(Records excerpted from a collection)
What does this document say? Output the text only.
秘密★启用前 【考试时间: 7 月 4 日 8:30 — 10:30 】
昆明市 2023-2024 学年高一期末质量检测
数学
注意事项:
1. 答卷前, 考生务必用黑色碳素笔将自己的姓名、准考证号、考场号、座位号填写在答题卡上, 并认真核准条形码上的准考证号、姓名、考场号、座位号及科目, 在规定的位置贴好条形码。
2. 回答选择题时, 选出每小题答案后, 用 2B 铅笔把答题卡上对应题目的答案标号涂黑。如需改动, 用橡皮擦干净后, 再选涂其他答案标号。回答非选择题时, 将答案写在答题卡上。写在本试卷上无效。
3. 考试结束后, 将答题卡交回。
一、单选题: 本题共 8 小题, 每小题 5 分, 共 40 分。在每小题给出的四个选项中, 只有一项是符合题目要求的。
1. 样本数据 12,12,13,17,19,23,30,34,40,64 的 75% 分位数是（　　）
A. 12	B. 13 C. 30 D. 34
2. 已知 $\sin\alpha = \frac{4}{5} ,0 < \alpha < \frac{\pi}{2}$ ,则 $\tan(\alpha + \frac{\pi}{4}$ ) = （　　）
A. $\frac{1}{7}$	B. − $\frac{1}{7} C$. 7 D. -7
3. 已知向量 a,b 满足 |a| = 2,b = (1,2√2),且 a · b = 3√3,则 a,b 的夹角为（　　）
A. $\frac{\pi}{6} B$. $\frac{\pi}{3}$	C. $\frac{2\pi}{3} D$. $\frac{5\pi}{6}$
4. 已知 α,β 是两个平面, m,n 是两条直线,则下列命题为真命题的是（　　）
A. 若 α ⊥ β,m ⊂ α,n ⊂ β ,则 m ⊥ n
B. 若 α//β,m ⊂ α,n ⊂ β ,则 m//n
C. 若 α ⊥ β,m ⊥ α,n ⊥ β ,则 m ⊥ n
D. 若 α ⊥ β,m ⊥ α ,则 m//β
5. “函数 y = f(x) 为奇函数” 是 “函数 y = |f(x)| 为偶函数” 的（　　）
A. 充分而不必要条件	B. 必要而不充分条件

• THE TASK
Repeat the material above in full, quoting it exactly.

• RESULT
What does this document say? Output the text only.
秘密★启用前 【考试时间: 7 月 4 日 8:30 — 10:30 】
昆明市 2023-2024 学年高一期末质量检测
数学
注意事项:
1. 答卷前, 考生务必用黑色碳素笔将自己的姓名、准考证号、考场号、座位号填写在答题卡上, 并认真核准条形码上的准考证号、姓名、考场号、座位号及科目, 在规定的位置贴好条形码。
2. 回答选择题时, 选出每小题答案后, 用 2B 铅笔把答题卡上对应题目的答案标号涂黑。如需改动, 用橡皮擦干净后, 再选涂其他答案标号。回答非选择题时, 将答案写在答题卡上。写在本试卷上无效。
3. 考试结束后, 将答题卡交回。
一、单选题: 本题共 8 小题, 每小题 5 分, 共 40 分。在每小题给出的四个选项中, 只有一项是符合题目要求的。
1. 样本数据 12,12,13,17,19,23,30,34,40,64 的 75% 分位数是（　　）
A. 12	B. 13 C. 30 D. 34
2. 已知 $\sin\alpha = \frac{4}{5} ,0 < \alpha < \frac{\pi}{2}$ ,则 $\tan(\alpha + \frac{\pi}{4}$ ) = （　　）
A. $\frac{1}{7}$	B. − $\frac{1}{7} C$. 7 D. -7
3. 已知向量 a,b 满足 |a| = 2,b = (1,2√2),且 a · b = 3√3,则 a,b 的夹角为（　　）
A. $\frac{\pi}{6} B$. $\frac{\pi}{3}$	C. $\frac{2\pi}{3} D$. $\frac{5\pi}{6}$
4. 已知 α,β 是两个平面, m,n 是两条直线,则下列命题为真命题的是（　　）
A. 若 α ⊥ β,m ⊂ α,n ⊂ β ,则 m ⊥ n
B. 若 α//β,m ⊂ α,n ⊂ β ,则 m//n
C. 若 α ⊥ β,m ⊥ α,n ⊥ β ,则 m ⊥ n
D. 若 α ⊥ β,m ⊥ α ,则 m//β
5. “函数 y = f(x) 为奇函数” 是 “函数 y = |f(x)| 为偶函数” 的（　　）
A. 充分而不必要条件	B. 必要而不充分条件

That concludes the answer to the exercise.